[DIRECTIONS FOR THIS TASK]: Copy out all lines where "холодное" appears.

[MATERIALS PROVIDED]:
------------------------------------------------------------

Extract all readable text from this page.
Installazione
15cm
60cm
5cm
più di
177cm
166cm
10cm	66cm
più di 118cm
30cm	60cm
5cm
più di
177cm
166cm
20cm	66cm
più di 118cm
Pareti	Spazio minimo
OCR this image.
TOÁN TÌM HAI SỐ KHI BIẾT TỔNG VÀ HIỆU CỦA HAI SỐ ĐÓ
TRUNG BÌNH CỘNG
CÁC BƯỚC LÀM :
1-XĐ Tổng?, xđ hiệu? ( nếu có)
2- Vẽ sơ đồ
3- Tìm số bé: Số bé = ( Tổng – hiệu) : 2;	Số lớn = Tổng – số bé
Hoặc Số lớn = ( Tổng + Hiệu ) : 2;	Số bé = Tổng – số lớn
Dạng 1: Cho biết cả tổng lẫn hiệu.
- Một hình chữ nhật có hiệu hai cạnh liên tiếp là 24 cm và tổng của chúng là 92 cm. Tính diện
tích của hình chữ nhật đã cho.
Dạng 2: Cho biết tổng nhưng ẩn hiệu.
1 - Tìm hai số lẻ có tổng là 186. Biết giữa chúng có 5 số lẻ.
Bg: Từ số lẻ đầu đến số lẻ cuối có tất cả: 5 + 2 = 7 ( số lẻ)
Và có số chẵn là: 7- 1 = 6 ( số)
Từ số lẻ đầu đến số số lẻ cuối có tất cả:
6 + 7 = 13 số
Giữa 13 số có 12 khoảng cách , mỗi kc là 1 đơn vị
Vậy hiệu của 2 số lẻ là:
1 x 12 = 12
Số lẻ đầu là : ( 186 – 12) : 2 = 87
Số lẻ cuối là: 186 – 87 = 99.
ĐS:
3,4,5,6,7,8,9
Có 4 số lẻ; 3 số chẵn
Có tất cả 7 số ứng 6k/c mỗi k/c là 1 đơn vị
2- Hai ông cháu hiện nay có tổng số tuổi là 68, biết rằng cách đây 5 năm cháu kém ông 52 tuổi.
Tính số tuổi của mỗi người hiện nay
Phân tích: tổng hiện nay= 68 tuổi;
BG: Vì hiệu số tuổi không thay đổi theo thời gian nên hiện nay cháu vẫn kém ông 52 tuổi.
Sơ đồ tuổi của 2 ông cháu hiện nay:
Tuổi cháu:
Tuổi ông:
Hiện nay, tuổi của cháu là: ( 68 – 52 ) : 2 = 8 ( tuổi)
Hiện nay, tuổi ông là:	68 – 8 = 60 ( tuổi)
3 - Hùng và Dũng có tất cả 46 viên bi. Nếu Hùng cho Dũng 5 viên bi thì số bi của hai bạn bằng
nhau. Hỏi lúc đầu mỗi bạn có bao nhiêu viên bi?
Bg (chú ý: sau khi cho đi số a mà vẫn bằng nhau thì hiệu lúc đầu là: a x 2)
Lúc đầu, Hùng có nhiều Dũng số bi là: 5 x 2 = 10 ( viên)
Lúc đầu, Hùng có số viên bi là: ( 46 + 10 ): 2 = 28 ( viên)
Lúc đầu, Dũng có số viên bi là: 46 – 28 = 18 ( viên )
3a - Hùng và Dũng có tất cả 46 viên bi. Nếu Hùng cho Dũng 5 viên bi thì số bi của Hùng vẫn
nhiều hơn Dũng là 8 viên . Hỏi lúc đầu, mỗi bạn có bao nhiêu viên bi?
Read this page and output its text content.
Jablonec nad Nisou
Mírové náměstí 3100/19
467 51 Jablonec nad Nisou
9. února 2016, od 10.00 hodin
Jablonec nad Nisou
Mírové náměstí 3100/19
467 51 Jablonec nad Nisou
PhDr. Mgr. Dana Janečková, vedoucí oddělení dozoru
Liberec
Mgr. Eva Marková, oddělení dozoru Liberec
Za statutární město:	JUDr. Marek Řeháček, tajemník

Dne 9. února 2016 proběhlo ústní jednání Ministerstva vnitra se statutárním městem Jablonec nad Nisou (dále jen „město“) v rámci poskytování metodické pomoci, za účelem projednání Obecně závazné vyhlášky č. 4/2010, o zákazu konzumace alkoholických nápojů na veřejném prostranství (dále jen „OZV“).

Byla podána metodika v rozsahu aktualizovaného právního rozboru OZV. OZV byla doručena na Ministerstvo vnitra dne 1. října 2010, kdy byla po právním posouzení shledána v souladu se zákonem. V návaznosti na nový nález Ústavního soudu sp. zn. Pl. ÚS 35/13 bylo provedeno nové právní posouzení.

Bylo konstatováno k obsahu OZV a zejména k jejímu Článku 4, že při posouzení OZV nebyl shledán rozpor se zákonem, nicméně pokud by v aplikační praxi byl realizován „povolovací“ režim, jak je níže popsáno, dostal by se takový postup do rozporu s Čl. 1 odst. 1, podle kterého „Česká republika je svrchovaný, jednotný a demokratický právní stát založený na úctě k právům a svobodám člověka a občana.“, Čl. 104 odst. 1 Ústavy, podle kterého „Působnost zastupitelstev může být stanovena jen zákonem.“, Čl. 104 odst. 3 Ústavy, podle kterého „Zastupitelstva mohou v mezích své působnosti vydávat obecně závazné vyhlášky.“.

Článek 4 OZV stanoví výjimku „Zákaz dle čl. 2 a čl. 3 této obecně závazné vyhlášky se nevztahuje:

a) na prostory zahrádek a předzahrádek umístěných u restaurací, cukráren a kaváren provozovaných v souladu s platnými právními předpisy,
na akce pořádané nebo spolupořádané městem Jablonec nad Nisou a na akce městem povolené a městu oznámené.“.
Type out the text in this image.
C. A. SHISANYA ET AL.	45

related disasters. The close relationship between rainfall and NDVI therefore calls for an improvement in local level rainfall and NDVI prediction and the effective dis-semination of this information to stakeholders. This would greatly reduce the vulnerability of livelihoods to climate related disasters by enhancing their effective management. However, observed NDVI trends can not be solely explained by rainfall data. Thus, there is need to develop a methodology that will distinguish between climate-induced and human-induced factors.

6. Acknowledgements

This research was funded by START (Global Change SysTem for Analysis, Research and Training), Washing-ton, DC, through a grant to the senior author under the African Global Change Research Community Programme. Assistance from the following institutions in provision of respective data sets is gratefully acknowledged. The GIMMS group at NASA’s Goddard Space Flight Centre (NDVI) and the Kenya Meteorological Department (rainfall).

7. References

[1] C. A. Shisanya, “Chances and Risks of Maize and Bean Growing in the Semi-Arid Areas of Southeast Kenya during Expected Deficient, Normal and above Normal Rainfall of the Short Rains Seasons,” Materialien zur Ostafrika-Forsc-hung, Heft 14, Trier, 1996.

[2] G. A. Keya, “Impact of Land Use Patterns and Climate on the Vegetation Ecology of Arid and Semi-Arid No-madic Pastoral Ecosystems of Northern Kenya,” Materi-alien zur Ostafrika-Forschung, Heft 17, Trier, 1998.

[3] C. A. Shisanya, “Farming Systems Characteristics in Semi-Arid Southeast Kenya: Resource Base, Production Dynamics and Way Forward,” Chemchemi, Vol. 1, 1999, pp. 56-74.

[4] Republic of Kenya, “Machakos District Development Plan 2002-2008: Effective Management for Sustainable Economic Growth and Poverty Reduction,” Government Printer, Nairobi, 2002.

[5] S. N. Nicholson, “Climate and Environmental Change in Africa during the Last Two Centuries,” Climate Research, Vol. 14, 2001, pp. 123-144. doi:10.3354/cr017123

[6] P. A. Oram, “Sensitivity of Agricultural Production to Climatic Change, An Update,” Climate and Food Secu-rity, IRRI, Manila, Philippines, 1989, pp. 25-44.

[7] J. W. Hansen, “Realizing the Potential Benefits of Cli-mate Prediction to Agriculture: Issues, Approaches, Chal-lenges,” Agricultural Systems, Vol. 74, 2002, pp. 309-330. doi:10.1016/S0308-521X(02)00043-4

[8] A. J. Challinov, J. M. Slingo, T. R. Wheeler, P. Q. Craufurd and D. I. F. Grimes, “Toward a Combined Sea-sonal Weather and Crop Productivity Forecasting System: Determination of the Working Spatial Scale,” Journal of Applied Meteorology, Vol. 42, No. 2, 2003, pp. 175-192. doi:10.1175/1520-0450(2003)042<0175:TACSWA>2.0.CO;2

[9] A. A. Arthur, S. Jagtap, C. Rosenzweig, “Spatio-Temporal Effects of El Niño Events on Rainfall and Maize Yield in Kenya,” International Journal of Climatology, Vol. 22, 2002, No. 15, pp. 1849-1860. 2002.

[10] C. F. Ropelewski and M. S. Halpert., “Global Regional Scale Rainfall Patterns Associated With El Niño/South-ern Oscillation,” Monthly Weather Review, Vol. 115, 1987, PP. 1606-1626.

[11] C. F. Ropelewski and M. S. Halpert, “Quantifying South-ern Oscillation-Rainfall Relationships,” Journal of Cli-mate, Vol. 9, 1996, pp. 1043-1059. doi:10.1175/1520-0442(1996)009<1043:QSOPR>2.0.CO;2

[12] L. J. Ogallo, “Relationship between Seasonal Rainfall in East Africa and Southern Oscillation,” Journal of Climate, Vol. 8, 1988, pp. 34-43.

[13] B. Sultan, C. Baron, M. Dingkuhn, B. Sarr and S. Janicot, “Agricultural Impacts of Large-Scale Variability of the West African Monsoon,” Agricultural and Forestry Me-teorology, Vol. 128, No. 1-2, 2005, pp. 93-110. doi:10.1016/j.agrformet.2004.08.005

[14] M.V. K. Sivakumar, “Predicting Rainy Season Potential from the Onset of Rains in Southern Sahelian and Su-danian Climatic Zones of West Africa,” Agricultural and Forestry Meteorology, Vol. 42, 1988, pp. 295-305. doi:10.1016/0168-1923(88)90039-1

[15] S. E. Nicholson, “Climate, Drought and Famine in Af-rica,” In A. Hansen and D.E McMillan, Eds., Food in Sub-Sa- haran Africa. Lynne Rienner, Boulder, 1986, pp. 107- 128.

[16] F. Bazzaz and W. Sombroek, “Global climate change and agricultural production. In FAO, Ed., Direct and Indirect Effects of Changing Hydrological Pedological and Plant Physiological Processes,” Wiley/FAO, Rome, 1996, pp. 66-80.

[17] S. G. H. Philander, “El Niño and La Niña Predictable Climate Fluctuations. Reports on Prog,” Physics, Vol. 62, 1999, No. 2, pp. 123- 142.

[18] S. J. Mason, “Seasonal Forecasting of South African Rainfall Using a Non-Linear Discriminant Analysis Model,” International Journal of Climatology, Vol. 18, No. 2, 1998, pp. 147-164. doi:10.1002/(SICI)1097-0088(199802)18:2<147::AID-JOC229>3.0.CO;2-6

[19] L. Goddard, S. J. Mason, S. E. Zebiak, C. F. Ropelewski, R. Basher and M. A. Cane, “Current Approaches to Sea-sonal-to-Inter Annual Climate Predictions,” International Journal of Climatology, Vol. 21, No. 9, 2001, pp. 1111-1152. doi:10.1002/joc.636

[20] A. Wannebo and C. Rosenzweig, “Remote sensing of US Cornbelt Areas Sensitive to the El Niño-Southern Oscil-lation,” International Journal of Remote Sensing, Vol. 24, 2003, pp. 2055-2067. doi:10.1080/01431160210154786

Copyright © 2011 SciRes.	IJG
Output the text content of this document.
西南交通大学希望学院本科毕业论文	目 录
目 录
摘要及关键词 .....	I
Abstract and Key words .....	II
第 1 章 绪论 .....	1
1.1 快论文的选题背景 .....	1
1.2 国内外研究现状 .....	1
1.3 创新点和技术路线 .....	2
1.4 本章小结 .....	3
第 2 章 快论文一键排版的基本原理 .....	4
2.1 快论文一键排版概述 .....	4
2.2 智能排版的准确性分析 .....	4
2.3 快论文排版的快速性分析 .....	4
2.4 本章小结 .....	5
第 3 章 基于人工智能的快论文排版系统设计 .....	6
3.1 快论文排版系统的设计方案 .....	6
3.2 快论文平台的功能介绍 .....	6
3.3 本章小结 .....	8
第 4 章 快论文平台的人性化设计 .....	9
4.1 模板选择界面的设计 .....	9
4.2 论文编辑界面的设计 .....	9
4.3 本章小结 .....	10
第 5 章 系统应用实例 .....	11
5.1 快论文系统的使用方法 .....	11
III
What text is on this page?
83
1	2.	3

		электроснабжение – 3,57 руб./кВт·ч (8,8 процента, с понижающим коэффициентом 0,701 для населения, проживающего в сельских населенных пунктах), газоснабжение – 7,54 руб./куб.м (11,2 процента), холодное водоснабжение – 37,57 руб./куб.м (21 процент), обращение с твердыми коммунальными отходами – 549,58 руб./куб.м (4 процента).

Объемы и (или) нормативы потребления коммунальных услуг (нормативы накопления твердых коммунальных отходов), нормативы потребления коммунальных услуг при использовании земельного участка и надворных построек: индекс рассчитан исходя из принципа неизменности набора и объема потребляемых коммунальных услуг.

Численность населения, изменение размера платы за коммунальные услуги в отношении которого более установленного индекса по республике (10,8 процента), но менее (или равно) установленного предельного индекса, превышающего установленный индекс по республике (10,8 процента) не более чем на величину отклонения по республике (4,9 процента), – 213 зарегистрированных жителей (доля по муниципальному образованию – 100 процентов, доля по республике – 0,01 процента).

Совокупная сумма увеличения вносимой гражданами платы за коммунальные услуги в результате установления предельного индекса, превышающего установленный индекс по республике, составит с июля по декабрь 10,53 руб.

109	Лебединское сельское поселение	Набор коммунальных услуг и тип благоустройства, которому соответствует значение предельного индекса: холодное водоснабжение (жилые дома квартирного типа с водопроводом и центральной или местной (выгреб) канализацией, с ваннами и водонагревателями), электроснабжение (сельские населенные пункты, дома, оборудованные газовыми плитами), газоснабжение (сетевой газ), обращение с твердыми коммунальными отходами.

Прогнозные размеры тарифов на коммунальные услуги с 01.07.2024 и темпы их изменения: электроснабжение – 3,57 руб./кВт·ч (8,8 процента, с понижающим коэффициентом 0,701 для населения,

------------------------------------------------------------

[EXERCISE RESULT]:
		электроснабжение – 3,57 руб./кВт·ч (8,8 процента, с понижающим коэффициентом 0,701 для населения, проживающего в сельских населенных пунктах), газоснабжение – 7,54 руб./куб.м (11,2 процента), холодное водоснабжение – 37,57 руб./куб.м (21 процент), обращение с твердыми коммунальными отходами – 549,58 руб./куб.м (4 процента).
109	Лебединское сельское поселение	Набор коммунальных услуг и тип благоустройства, которому соответствует значение предельного индекса: холодное водоснабжение (жилые дома квартирного типа с водопроводом и центральной или местной (выгреб) канализацией, с ваннами и водонагревателями), электроснабжение (сельские населенные пункты, дома, оборудованные газовыми плитами), газоснабжение (сетевой газ), обращение с твердыми коммунальными отходами.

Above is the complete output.